## [STORED RECORDS]
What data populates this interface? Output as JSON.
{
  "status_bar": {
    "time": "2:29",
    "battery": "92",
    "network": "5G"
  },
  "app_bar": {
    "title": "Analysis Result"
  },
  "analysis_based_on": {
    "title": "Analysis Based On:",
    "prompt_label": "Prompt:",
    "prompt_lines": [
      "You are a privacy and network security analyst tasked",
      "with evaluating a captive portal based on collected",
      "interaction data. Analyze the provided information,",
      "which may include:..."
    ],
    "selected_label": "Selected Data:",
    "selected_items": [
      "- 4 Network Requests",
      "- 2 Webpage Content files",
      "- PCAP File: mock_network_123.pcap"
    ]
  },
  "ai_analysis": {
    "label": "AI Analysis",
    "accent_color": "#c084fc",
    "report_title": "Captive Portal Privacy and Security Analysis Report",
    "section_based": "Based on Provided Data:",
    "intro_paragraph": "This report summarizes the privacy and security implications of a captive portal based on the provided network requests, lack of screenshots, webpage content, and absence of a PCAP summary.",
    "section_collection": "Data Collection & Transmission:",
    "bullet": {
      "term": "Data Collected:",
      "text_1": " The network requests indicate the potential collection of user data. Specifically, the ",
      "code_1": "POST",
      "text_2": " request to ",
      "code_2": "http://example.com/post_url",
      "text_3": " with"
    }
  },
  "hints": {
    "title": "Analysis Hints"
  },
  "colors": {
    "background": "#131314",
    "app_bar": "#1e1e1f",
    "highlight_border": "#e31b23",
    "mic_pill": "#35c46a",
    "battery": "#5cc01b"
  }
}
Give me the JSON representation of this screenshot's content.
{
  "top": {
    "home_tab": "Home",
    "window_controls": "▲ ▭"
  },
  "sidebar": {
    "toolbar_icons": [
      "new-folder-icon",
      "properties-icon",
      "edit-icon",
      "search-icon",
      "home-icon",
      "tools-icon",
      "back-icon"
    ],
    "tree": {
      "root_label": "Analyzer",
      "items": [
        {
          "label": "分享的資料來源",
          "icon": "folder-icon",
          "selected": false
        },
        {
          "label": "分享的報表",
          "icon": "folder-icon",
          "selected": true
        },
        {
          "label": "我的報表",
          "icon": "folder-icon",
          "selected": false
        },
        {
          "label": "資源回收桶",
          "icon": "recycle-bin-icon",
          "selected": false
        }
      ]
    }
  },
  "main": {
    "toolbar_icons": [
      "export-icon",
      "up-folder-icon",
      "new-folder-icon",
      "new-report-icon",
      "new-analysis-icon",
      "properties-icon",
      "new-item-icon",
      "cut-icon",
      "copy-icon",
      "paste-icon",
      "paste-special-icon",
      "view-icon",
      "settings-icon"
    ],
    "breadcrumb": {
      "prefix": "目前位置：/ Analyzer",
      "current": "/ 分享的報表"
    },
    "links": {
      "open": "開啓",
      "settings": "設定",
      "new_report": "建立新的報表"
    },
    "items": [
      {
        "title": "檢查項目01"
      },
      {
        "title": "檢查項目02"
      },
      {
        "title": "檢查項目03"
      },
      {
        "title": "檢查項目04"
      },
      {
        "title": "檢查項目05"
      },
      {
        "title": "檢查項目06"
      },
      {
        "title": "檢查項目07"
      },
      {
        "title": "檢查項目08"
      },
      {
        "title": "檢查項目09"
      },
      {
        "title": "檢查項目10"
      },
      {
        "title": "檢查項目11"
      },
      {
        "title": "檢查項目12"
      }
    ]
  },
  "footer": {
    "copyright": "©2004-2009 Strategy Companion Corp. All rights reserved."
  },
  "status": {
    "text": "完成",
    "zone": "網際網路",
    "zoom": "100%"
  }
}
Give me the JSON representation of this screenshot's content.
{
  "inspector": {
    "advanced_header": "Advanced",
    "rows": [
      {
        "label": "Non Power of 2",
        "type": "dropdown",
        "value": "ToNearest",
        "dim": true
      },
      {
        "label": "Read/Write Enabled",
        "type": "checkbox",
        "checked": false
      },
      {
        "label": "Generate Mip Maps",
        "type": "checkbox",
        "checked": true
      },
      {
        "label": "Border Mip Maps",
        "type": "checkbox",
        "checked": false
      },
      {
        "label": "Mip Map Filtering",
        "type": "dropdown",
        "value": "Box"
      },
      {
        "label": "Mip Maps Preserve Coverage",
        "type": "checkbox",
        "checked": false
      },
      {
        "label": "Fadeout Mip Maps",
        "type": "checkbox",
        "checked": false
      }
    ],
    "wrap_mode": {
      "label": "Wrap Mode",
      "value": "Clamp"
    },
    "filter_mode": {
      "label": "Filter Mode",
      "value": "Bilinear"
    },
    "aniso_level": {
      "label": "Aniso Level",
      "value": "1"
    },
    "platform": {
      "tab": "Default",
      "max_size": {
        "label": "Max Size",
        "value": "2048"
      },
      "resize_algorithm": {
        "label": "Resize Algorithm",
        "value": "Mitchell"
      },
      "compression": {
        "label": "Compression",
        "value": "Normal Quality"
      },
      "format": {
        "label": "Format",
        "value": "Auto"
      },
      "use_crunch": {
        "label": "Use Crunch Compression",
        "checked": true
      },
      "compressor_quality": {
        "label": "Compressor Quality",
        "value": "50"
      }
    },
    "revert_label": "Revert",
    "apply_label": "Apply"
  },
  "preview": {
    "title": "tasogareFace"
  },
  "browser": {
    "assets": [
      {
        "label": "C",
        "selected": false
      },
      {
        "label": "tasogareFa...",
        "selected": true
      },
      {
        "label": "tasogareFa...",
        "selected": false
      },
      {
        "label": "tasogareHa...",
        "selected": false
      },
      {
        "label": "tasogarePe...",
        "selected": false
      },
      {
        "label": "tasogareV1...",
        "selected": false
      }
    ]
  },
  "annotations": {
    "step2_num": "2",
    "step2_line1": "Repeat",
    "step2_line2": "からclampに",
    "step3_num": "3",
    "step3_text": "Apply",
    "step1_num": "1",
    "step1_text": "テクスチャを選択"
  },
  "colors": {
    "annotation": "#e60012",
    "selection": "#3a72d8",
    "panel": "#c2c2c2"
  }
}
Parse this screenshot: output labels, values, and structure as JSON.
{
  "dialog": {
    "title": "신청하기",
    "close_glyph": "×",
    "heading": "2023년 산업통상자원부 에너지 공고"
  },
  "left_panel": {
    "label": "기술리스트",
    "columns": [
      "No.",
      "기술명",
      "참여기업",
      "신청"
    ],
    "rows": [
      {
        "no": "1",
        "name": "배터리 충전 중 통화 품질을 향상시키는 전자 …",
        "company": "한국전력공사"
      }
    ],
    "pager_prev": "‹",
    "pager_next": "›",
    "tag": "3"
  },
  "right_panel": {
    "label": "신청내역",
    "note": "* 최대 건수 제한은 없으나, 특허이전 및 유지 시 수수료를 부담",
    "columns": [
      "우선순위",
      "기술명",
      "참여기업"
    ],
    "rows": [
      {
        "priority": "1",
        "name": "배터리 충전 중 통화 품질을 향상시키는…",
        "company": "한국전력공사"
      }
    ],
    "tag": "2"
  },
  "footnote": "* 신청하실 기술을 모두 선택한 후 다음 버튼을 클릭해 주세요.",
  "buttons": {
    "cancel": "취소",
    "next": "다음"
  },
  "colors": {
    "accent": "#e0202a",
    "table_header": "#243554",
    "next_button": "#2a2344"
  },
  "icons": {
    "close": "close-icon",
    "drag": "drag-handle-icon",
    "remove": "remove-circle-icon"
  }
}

## [WHAT TO PRODUCE]
Give back all the records exactly as they stand.

## [RESPONSE TO THIS TASK]
What data populates this interface? Output as JSON.
{
  "status_bar": {
    "time": "2:29",
    "battery": "92",
    "network": "5G"
  },
  "app_bar": {
    "title": "Analysis Result"
  },
  "analysis_based_on": {
    "title": "Analysis Based On:",
    "prompt_label": "Prompt:",
    "prompt_lines": [
      "You are a privacy and network security analyst tasked",
      "with evaluating a captive portal based on collected",
      "interaction data. Analyze the provided information,",
      "which may include:..."
    ],
    "selected_label": "Selected Data:",
    "selected_items": [
      "- 4 Network Requests",
      "- 2 Webpage Content files",
      "- PCAP File: mock_network_123.pcap"
    ]
  },
  "ai_analysis": {
    "label": "AI Analysis",
    "accent_color": "#c084fc",
    "report_title": "Captive Portal Privacy and Security Analysis Report",
    "section_based": "Based on Provided Data:",
    "intro_paragraph": "This report summarizes the privacy and security implications of a captive portal based on the provided network requests, lack of screenshots, webpage content, and absence of a PCAP summary.",
    "section_collection": "Data Collection & Transmission:",
    "bullet": {
      "term": "Data Collected:",
      "text_1": " The network requests indicate the potential collection of user data. Specifically, the ",
      "code_1": "POST",
      "text_2": " request to ",
      "code_2": "http://example.com/post_url",
      "text_3": " with"
    }
  },
  "hints": {
    "title": "Analysis Hints"
  },
  "colors": {
    "background": "#131314",
    "app_bar": "#1e1e1f",
    "highlight_border": "#e31b23",
    "mic_pill": "#35c46a",
    "battery": "#5cc01b"
  }
}
Give me the JSON representation of this screenshot's content.
{
  "top": {
    "home_tab": "Home",
    "window_controls": "▲ ▭"
  },
  "sidebar": {
    "toolbar_icons": [
      "new-folder-icon",
      "properties-icon",
      "edit-icon",
      "search-icon",
      "home-icon",
      "tools-icon",
      "back-icon"
    ],
    "tree": {
      "root_label": "Analyzer",
      "items": [
        {
          "label": "分享的資料來源",
          "icon": "folder-icon",
          "selected": false
        },
        {
          "label": "分享的報表",
          "icon": "folder-icon",
          "selected": true
        },
        {
          "label": "我的報表",
          "icon": "folder-icon",
          "selected": false
        },
        {
          "label": "資源回收桶",
          "icon": "recycle-bin-icon",
          "selected": false
        }
      ]
    }
  },
  "main": {
    "toolbar_icons": [
      "export-icon",
      "up-folder-icon",
      "new-folder-icon",
      "new-report-icon",
      "new-analysis-icon",
      "properties-icon",
      "new-item-icon",
      "cut-icon",
      "copy-icon",
      "paste-icon",
      "paste-special-icon",
      "view-icon",
      "settings-icon"
    ],
    "breadcrumb": {
      "prefix": "目前位置：/ Analyzer",
      "current": "/ 分享的報表"
    },
    "links": {
      "open": "開啓",
      "settings": "設定",
      "new_report": "建立新的報表"
    },
    "items": [
      {
        "title": "檢查項目01"
      },
      {
        "title": "檢查項目02"
      },
      {
        "title": "檢查項目03"
      },
      {
        "title": "檢查項目04"
      },
      {
        "title": "檢查項目05"
      },
      {
        "title": "檢查項目06"
      },
      {
        "title": "檢查項目07"
      },
      {
        "title": "檢查項目08"
      },
      {
        "title": "檢查項目09"
      },
      {
        "title": "檢查項目10"
      },
      {
        "title": "檢查項目11"
      },
      {
        "title": "檢查項目12"
      }
    ]
  },
  "footer": {
    "copyright": "©2004-2009 Strategy Companion Corp. All rights reserved."
  },
  "status": {
    "text": "完成",
    "zone": "網際網路",
    "zoom": "100%"
  }
}
Give me the JSON representation of this screenshot's content.
{
  "inspector": {
    "advanced_header": "Advanced",
    "rows": [
      {
        "label": "Non Power of 2",
        "type": "dropdown",
        "value": "ToNearest",
        "dim": true
      },
      {
        "label": "Read/Write Enabled",
        "type": "checkbox",
        "checked": false
      },
      {
        "label": "Generate Mip Maps",
        "type": "checkbox",
        "checked": true
      },
      {
        "label": "Border Mip Maps",
        "type": "checkbox",
        "checked": false
      },
      {
        "label": "Mip Map Filtering",
        "type": "dropdown",
        "value": "Box"
      },
      {
        "label": "Mip Maps Preserve Coverage",
        "type": "checkbox",
        "checked": false
      },
      {
        "label": "Fadeout Mip Maps",
        "type": "checkbox",
        "checked": false
      }
    ],
    "wrap_mode": {
      "label": "Wrap Mode",
      "value": "Clamp"
    },
    "filter_mode": {
      "label": "Filter Mode",
      "value": "Bilinear"
    },
    "aniso_level": {
      "label": "Aniso Level",
      "value": "1"
    },
    "platform": {
      "tab": "Default",
      "max_size": {
        "label": "Max Size",
        "value": "2048"
      },
      "resize_algorithm": {
        "label": "Resize Algorithm",
        "value": "Mitchell"
      },
      "compression": {
        "label": "Compression",
        "value": "Normal Quality"
      },
      "format": {
        "label": "Format",
        "value": "Auto"
      },
      "use_crunch": {
        "label": "Use Crunch Compression",
        "checked": true
      },
      "compressor_quality": {
        "label": "Compressor Quality",
        "value": "50"
      }
    },
    "revert_label": "Revert",
    "apply_label": "Apply"
  },
  "preview": {
    "title": "tasogareFace"
  },
  "browser": {
    "assets": [
      {
        "label": "C",
        "selected": false
      },
      {
        "label": "tasogareFa...",
        "selected": true
      },
      {
        "label": "tasogareFa...",
        "selected": false
      },
      {
        "label": "tasogareHa...",
        "selected": false
      },
      {
        "label": "tasogarePe...",
        "selected": false
      },
      {
        "label": "tasogareV1...",
        "selected": false
      }
    ]
  },
  "annotations": {
    "step2_num": "2",
    "step2_line1": "Repeat",
    "step2_line2": "からclampに",
    "step3_num": "3",
    "step3_text": "Apply",
    "step1_num": "1",
    "step1_text": "テクスチャを選択"
  },
  "colors": {
    "annotation": "#e60012",
    "selection": "#3a72d8",
    "panel": "#c2c2c2"
  }
}
Parse this screenshot: output labels, values, and structure as JSON.
{
  "dialog": {
    "title": "신청하기",
    "close_glyph": "×",
    "heading": "2023년 산업통상자원부 에너지 공고"
  },
  "left_panel": {
    "label": "기술리스트",
    "columns": [
      "No.",
      "기술명",
      "참여기업",
      "신청"
    ],
    "rows": [
      {
        "no": "1",
        "name": "배터리 충전 중 통화 품질을 향상시키는 전자 …",
        "company": "한국전력공사"
      }
    ],
    "pager_prev": "‹",
    "pager_next": "›",
    "tag": "3"
  },
  "right_panel": {
    "label": "신청내역",
    "note": "* 최대 건수 제한은 없으나, 특허이전 및 유지 시 수수료를 부담",
    "columns": [
      "우선순위",
      "기술명",
      "참여기업"
    ],
    "rows": [
      {
        "priority": "1",
        "name": "배터리 충전 중 통화 품질을 향상시키는…",
        "company": "한국전력공사"
      }
    ],
    "tag": "2"
  },
  "footnote": "* 신청하실 기술을 모두 선택한 후 다음 버튼을 클릭해 주세요.",
  "buttons": {
    "cancel": "취소",
    "next": "다음"
  },
  "colors": {
    "accent": "#e0202a",
    "table_header": "#243554",
    "next_button": "#2a2344"
  },
  "icons": {
    "close": "close-icon",
    "drag": "drag-handle-icon",
    "remove": "remove-circle-icon"
  }
}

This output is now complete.